» WHAT THE TASK ASKS:
Each line of the listing that contains the word "scénář" is to be copied.

Stored data

::::

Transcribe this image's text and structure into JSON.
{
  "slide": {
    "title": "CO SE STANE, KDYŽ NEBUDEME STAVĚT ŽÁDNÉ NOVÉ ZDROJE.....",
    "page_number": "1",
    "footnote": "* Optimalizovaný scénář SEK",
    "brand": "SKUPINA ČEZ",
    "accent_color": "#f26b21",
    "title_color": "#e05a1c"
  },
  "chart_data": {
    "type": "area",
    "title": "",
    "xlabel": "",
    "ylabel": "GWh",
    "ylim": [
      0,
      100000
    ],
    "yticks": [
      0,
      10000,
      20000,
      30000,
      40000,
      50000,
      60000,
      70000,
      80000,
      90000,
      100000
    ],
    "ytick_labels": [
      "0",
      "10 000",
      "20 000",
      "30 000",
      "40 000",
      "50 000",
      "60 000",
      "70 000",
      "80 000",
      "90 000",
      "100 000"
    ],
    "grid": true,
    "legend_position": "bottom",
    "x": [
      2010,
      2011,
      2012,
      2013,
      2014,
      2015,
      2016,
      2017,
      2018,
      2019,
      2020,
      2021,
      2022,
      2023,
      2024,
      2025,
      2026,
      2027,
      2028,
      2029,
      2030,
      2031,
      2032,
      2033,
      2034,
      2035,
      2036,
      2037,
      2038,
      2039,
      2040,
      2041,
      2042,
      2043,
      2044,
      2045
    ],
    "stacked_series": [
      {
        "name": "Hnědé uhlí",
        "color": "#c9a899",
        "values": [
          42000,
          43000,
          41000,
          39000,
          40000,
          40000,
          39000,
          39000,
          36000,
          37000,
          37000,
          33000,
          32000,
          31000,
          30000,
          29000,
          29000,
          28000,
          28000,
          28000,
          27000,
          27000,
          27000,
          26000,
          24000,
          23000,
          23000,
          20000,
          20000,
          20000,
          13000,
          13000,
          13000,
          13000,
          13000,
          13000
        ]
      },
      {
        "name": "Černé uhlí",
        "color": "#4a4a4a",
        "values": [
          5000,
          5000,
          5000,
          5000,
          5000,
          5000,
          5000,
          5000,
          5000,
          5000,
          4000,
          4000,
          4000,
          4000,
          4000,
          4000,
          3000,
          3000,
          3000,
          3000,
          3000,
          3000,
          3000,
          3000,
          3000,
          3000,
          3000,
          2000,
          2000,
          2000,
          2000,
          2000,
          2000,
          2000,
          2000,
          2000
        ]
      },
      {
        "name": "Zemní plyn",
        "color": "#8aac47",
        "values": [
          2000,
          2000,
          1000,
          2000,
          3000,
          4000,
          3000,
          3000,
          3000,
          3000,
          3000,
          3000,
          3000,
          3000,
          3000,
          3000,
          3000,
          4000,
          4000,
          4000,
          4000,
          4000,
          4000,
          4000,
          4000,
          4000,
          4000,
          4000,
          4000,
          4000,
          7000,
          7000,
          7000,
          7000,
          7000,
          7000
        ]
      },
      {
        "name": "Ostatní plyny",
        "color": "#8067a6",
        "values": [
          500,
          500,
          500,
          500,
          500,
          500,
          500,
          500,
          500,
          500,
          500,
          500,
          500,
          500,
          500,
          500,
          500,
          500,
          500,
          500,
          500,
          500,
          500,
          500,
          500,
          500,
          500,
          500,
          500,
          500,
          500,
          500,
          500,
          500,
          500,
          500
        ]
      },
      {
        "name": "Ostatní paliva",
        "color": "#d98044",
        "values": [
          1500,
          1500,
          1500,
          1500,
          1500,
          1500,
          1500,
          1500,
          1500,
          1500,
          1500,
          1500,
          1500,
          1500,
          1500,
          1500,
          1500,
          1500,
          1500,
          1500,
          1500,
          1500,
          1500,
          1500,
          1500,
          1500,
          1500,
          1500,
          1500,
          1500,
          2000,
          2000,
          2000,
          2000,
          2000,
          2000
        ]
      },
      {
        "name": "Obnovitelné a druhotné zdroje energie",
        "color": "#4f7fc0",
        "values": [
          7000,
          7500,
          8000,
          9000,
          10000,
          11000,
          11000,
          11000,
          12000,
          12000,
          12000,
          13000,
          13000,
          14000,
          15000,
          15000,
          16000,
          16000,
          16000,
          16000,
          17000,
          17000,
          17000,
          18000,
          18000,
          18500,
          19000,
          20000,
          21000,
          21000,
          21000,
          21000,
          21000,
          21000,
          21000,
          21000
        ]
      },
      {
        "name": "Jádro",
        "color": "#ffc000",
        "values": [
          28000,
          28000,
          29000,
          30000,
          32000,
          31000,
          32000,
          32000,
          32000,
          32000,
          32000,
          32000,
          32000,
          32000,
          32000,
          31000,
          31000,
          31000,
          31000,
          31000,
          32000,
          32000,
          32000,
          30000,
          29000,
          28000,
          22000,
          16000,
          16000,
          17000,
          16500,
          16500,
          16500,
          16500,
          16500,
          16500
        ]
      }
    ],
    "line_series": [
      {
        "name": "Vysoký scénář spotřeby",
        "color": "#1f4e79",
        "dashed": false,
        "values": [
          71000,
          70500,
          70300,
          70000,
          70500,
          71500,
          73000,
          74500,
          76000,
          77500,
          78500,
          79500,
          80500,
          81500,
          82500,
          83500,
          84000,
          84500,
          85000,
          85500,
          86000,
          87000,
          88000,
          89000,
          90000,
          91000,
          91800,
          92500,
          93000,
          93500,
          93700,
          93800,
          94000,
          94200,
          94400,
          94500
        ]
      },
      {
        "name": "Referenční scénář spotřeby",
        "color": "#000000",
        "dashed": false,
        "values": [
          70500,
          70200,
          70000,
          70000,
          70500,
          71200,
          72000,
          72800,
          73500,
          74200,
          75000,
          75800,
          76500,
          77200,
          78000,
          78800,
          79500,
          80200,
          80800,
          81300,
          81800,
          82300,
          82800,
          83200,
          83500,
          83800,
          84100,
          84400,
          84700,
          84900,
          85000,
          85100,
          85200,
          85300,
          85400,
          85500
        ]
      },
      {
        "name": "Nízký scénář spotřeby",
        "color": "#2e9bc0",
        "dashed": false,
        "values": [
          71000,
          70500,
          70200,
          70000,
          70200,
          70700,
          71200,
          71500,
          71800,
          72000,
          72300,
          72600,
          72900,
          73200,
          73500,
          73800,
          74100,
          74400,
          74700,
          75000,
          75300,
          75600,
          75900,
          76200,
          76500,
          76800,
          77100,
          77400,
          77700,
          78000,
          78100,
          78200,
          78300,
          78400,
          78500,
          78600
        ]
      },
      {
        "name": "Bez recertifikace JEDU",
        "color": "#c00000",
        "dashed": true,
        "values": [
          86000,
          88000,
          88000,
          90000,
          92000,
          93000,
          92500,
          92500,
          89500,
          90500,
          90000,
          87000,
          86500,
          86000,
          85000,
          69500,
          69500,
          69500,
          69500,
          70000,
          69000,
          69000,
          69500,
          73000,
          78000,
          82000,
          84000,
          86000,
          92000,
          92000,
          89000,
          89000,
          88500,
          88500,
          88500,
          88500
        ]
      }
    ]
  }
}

::::

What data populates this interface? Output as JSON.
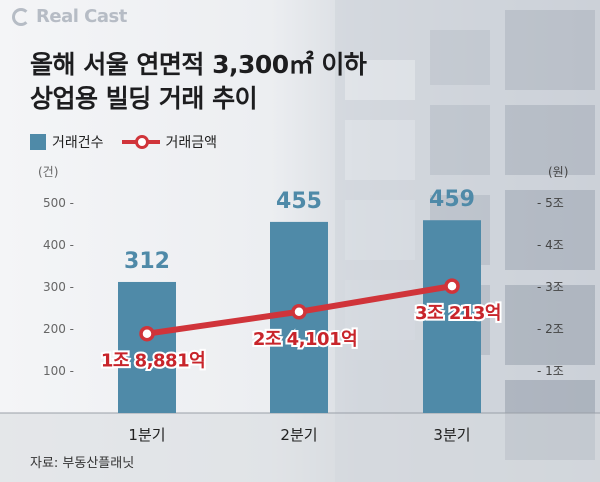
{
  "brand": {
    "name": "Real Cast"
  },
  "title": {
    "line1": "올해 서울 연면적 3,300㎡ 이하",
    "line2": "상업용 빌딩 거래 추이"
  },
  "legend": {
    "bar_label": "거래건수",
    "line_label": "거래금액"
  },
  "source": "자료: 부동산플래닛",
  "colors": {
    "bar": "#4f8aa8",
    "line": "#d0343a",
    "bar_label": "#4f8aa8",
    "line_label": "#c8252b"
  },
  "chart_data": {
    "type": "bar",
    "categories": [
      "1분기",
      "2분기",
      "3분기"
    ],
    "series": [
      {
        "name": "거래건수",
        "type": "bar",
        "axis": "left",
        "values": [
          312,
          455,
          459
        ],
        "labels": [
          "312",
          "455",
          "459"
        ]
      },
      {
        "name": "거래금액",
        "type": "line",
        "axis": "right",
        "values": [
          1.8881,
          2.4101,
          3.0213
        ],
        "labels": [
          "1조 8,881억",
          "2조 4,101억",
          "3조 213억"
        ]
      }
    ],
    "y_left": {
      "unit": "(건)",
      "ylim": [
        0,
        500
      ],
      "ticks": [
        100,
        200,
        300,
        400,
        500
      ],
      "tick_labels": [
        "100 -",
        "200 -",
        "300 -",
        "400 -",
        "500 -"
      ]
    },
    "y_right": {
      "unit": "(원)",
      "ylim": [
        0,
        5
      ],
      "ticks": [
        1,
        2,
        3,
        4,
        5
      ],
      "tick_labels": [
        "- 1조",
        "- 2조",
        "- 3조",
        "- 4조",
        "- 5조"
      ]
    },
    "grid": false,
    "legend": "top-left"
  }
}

::::

» TASK SOLUTION:
    "footnote": "* Optimalizovaný scénář SEK",
        "name": "Vysoký scénář spotřeby",
        "name": "Referenční scénář spotřeby",
        "name": "Nízký scénář spotřeby",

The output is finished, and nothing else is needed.